DIRECTIONS
A single number is wanted: how many lines of the records below contain the word "chat".

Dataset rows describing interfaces
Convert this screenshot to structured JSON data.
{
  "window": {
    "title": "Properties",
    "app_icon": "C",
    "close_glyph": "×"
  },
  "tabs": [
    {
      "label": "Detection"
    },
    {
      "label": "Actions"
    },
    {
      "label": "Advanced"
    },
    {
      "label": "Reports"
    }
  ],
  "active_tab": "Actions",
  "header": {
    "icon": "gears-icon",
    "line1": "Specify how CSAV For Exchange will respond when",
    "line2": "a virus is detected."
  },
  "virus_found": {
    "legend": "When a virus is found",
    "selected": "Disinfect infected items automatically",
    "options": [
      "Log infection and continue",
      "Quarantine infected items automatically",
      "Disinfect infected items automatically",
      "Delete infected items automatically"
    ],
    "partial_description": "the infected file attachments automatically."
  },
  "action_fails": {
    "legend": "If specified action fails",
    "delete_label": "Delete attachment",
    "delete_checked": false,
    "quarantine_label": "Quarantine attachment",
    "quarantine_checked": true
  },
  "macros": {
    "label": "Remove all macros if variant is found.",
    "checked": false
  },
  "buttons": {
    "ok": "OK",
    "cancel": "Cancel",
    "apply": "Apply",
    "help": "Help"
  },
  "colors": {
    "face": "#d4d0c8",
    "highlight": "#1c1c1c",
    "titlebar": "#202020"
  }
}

==

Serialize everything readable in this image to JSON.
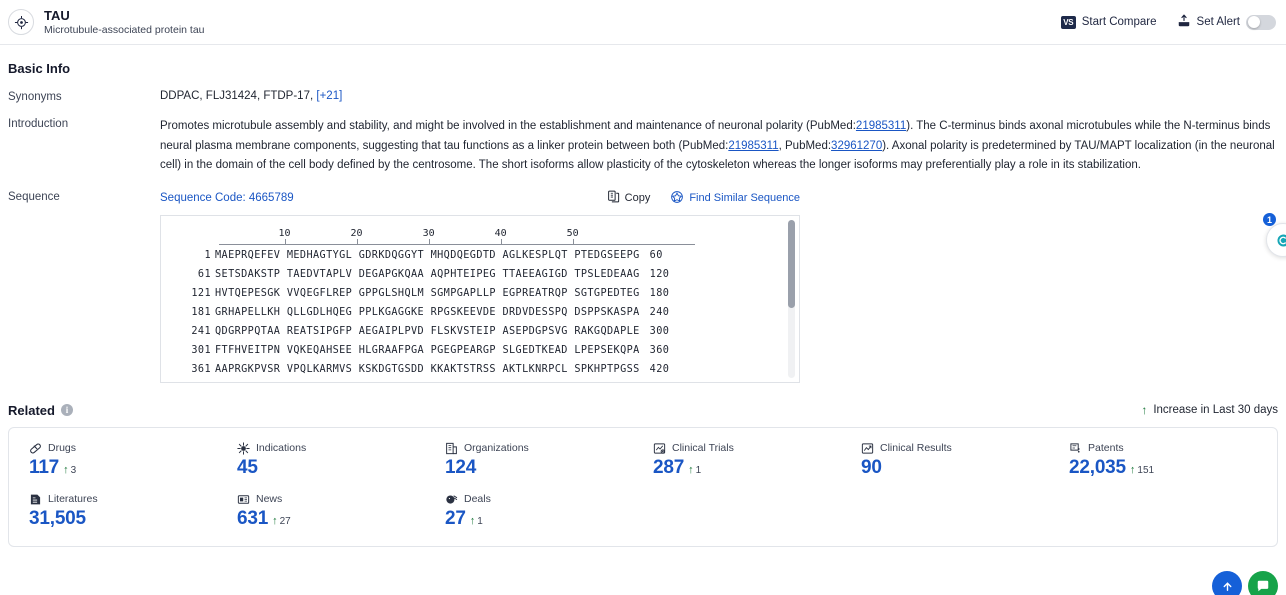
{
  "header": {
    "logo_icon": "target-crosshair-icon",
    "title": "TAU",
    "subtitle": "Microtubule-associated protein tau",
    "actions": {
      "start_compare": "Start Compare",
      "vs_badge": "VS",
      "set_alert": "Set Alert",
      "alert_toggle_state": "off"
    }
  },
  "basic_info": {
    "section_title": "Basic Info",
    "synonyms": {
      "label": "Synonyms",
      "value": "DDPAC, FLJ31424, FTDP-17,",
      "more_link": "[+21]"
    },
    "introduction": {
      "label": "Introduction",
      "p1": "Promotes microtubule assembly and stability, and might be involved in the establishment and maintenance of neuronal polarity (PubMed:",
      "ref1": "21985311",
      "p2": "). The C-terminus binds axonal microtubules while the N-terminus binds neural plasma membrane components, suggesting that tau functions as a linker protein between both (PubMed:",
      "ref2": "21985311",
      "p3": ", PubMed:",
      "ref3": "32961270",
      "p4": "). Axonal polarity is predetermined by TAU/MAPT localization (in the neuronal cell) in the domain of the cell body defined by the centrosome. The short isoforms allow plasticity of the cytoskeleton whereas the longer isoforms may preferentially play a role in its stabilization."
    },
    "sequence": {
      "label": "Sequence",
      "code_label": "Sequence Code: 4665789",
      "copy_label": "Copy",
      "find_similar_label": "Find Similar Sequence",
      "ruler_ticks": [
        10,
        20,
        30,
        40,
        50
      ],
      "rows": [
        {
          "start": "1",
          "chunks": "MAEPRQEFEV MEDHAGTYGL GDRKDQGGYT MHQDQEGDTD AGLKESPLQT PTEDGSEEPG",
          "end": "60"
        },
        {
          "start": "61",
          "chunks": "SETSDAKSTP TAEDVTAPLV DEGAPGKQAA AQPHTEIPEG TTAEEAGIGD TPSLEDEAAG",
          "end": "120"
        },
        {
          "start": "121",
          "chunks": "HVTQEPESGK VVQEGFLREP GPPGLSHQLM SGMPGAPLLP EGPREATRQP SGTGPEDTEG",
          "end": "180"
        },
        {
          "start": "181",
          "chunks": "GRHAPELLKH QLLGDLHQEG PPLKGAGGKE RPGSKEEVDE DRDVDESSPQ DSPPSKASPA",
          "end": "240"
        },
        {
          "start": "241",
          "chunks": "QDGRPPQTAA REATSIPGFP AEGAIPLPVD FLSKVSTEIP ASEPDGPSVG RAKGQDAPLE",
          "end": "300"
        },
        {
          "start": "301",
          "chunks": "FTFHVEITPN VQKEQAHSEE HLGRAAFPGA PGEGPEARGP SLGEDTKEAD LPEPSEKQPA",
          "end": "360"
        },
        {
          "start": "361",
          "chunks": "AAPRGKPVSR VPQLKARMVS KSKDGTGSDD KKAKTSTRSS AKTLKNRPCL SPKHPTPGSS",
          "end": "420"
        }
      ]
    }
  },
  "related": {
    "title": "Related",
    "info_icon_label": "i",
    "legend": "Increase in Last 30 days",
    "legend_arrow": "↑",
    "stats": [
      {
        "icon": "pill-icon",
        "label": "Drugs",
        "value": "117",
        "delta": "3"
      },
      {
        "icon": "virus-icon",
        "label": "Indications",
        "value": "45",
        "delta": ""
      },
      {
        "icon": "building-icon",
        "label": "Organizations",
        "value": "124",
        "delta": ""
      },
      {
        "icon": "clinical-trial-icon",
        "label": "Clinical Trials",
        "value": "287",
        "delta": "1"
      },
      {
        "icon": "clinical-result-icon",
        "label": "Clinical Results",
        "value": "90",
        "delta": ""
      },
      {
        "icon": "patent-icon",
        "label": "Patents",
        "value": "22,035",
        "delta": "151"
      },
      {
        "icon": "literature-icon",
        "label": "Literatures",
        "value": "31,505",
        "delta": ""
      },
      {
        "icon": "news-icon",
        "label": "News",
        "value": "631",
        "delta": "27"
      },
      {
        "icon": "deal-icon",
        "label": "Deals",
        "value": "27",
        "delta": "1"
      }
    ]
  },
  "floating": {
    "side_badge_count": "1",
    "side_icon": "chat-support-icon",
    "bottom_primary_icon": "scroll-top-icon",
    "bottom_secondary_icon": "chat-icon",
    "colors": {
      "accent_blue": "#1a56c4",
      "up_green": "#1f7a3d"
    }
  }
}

ANSWER SPACE
2